WHAT IS NEEDED =
Return all lines in the material below that contain "document".

EXTRACTED MATERIAL =
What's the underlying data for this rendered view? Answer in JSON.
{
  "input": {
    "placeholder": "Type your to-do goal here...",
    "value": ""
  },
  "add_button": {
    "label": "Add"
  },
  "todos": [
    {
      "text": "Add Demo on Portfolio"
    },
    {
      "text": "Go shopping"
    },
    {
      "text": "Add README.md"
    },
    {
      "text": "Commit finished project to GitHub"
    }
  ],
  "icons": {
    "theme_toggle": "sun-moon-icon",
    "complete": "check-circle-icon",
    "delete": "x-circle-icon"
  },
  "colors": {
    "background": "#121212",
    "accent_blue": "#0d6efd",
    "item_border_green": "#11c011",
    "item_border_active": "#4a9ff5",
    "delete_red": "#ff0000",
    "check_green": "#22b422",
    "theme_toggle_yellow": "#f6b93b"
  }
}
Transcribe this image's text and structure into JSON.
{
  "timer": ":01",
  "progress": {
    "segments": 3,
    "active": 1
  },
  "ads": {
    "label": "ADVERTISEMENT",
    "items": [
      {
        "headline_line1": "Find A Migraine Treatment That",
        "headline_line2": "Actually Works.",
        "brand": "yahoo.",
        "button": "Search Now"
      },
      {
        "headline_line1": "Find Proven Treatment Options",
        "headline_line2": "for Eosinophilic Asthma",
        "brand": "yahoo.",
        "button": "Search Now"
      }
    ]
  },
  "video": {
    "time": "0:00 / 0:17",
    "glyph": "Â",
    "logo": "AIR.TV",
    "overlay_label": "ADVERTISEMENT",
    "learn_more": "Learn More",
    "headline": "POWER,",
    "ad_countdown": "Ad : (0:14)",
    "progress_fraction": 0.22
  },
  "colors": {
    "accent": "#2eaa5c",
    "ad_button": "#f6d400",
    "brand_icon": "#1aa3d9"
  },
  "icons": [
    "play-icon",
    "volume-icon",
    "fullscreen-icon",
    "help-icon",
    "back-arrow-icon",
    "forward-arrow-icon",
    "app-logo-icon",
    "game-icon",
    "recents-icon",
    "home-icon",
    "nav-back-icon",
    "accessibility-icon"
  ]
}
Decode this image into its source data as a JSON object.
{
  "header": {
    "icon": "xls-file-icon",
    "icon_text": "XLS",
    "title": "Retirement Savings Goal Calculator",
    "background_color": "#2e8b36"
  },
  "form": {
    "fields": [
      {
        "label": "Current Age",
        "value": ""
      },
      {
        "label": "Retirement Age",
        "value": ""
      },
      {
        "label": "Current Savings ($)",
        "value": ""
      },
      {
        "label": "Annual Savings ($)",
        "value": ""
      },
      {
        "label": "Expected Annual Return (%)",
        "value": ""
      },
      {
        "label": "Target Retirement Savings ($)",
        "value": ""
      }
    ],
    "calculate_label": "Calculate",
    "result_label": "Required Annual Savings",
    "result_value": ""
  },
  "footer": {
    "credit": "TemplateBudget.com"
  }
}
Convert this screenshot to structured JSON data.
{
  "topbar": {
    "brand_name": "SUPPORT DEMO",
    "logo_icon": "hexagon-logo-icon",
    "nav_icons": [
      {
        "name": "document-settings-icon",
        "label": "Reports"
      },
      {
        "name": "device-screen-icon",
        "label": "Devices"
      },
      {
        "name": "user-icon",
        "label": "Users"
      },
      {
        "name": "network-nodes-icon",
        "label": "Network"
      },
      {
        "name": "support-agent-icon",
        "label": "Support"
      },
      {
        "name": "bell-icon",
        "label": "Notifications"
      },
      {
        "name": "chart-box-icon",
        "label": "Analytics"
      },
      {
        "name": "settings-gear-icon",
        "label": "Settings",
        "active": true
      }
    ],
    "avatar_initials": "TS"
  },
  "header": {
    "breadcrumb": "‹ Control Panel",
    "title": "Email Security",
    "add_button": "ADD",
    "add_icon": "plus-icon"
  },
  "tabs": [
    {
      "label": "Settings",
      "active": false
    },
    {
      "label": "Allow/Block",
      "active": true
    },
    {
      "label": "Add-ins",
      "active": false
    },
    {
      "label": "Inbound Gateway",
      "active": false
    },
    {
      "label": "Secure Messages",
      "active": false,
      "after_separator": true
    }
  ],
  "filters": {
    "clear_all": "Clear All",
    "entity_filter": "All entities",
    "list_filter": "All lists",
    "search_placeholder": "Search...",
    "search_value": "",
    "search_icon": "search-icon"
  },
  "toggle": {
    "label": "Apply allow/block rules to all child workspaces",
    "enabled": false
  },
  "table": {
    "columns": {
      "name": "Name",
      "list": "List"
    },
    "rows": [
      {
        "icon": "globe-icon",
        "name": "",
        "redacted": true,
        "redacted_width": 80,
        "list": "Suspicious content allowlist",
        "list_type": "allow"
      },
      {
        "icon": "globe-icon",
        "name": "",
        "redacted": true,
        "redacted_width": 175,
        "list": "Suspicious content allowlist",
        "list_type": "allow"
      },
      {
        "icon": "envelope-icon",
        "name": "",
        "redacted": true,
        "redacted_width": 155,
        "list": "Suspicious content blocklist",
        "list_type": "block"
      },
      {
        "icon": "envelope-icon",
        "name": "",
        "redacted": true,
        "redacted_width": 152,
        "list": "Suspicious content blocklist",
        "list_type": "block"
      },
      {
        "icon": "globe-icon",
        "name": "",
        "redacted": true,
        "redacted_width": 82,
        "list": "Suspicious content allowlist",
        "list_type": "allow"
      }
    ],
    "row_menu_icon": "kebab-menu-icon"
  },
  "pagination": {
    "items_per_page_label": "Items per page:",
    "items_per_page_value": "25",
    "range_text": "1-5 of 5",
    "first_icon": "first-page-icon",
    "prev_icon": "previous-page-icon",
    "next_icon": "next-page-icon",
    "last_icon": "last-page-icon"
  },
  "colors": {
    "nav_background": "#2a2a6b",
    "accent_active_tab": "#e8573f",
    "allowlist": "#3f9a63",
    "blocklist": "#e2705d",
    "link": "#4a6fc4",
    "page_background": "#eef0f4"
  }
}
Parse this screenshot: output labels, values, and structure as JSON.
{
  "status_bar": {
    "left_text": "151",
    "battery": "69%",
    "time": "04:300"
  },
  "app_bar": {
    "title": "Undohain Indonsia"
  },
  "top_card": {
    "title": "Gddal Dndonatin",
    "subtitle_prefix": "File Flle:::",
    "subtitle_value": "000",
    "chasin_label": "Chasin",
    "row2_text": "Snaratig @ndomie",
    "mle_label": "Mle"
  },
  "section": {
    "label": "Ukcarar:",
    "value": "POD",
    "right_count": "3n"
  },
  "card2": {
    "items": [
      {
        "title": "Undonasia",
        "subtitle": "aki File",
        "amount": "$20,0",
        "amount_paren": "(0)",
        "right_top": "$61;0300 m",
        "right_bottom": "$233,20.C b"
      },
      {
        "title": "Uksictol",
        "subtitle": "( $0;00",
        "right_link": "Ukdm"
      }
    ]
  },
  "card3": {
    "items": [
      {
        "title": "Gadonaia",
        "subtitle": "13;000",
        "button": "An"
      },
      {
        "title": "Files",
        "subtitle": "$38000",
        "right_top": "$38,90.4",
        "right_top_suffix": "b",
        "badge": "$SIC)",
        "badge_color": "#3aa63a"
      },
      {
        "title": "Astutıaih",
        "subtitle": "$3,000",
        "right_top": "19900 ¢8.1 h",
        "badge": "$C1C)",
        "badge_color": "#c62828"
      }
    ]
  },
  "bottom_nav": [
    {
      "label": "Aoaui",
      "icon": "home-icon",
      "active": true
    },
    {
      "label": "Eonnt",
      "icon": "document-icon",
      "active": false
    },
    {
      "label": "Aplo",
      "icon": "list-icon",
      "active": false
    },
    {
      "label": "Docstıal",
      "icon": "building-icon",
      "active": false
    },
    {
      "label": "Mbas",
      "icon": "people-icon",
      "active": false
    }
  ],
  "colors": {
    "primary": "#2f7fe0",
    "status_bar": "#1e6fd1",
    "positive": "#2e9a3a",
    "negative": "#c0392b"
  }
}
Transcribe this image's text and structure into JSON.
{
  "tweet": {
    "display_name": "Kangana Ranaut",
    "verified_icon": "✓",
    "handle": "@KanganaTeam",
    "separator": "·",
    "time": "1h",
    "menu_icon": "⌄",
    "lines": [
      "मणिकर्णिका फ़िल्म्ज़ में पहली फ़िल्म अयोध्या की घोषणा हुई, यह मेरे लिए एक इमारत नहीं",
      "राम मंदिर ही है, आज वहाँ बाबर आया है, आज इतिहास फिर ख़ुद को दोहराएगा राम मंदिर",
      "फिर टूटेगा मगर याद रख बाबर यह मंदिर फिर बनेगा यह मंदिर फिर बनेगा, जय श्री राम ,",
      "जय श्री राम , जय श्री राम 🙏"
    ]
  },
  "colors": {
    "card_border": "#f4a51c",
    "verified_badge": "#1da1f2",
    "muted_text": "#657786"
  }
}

FULL ANSWER =
        "name": "document-settings-icon",
      "icon": "document-icon",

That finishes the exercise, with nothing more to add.